**Supplied data**.
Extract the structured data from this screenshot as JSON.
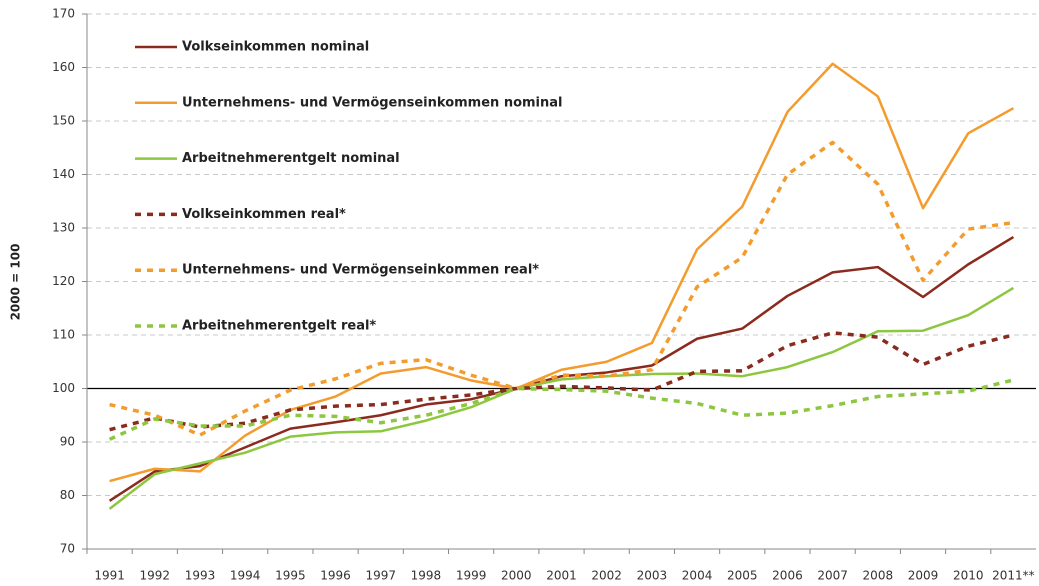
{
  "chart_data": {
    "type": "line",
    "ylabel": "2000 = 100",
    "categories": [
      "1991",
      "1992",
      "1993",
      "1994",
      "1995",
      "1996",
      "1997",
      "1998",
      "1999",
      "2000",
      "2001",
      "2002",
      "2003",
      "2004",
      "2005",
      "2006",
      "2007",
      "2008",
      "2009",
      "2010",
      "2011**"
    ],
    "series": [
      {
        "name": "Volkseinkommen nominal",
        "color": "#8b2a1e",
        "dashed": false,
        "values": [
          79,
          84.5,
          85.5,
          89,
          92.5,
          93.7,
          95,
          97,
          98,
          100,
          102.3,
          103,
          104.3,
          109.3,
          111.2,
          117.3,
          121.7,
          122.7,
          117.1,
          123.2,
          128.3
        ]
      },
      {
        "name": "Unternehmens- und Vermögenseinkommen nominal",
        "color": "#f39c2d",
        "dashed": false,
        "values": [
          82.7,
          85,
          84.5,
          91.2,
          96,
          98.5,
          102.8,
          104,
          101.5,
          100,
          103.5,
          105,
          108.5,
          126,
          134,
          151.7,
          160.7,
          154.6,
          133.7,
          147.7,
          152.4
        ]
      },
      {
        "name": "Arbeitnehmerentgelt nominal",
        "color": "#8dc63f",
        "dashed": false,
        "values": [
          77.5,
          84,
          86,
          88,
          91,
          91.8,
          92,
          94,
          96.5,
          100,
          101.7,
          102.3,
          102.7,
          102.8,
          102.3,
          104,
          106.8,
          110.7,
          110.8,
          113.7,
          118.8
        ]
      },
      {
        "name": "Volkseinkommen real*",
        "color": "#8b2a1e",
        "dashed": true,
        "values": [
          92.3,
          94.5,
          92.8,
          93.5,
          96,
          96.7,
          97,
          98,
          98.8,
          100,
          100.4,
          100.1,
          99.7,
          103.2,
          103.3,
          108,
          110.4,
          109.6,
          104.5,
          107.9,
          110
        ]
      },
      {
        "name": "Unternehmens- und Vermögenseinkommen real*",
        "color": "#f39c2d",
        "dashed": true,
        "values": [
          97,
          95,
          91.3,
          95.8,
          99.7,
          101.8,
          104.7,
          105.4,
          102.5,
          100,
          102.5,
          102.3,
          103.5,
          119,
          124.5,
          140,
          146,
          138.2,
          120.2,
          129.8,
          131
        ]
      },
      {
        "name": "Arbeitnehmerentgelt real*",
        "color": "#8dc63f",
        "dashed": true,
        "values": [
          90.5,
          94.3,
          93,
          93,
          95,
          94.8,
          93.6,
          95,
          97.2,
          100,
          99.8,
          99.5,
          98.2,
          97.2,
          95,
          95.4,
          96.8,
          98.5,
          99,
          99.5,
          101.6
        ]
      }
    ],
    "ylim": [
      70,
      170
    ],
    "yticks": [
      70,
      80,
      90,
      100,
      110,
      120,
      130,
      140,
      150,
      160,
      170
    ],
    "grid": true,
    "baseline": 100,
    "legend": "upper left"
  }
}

**What is asked**.
Output the entries above exactly, without their pictures.

**In response**.
Extract the structured data from this screenshot as JSON.
{
  "chart_data": {
    "type": "line",
    "ylabel": "2000 = 100",
    "categories": [
      "1991",
      "1992",
      "1993",
      "1994",
      "1995",
      "1996",
      "1997",
      "1998",
      "1999",
      "2000",
      "2001",
      "2002",
      "2003",
      "2004",
      "2005",
      "2006",
      "2007",
      "2008",
      "2009",
      "2010",
      "2011**"
    ],
    "series": [
      {
        "name": "Volkseinkommen nominal",
        "color": "#8b2a1e",
        "dashed": false,
        "values": [
          79,
          84.5,
          85.5,
          89,
          92.5,
          93.7,
          95,
          97,
          98,
          100,
          102.3,
          103,
          104.3,
          109.3,
          111.2,
          117.3,
          121.7,
          122.7,
          117.1,
          123.2,
          128.3
        ]
      },
      {
        "name": "Unternehmens- und Vermögenseinkommen nominal",
        "color": "#f39c2d",
        "dashed": false,
        "values": [
          82.7,
          85,
          84.5,
          91.2,
          96,
          98.5,
          102.8,
          104,
          101.5,
          100,
          103.5,
          105,
          108.5,
          126,
          134,
          151.7,
          160.7,
          154.6,
          133.7,
          147.7,
          152.4
        ]
      },
      {
        "name": "Arbeitnehmerentgelt nominal",
        "color": "#8dc63f",
        "dashed": false,
        "values": [
          77.5,
          84,
          86,
          88,
          91,
          91.8,
          92,
          94,
          96.5,
          100,
          101.7,
          102.3,
          102.7,
          102.8,
          102.3,
          104,
          106.8,
          110.7,
          110.8,
          113.7,
          118.8
        ]
      },
      {
        "name": "Volkseinkommen real*",
        "color": "#8b2a1e",
        "dashed": true,
        "values": [
          92.3,
          94.5,
          92.8,
          93.5,
          96,
          96.7,
          97,
          98,
          98.8,
          100,
          100.4,
          100.1,
          99.7,
          103.2,
          103.3,
          108,
          110.4,
          109.6,
          104.5,
          107.9,
          110
        ]
      },
      {
        "name": "Unternehmens- und Vermögenseinkommen real*",
        "color": "#f39c2d",
        "dashed": true,
        "values": [
          97,
          95,
          91.3,
          95.8,
          99.7,
          101.8,
          104.7,
          105.4,
          102.5,
          100,
          102.5,
          102.3,
          103.5,
          119,
          124.5,
          140,
          146,
          138.2,
          120.2,
          129.8,
          131
        ]
      },
      {
        "name": "Arbeitnehmerentgelt real*",
        "color": "#8dc63f",
        "dashed": true,
        "values": [
          90.5,
          94.3,
          93,
          93,
          95,
          94.8,
          93.6,
          95,
          97.2,
          100,
          99.8,
          99.5,
          98.2,
          97.2,
          95,
          95.4,
          96.8,
          98.5,
          99,
          99.5,
          101.6
        ]
      }
    ],
    "ylim": [
      70,
      170
    ],
    "yticks": [
      70,
      80,
      90,
      100,
      110,
      120,
      130,
      140,
      150,
      160,
      170
    ],
    "grid": true,
    "baseline": 100,
    "legend": "upper left"
  }
}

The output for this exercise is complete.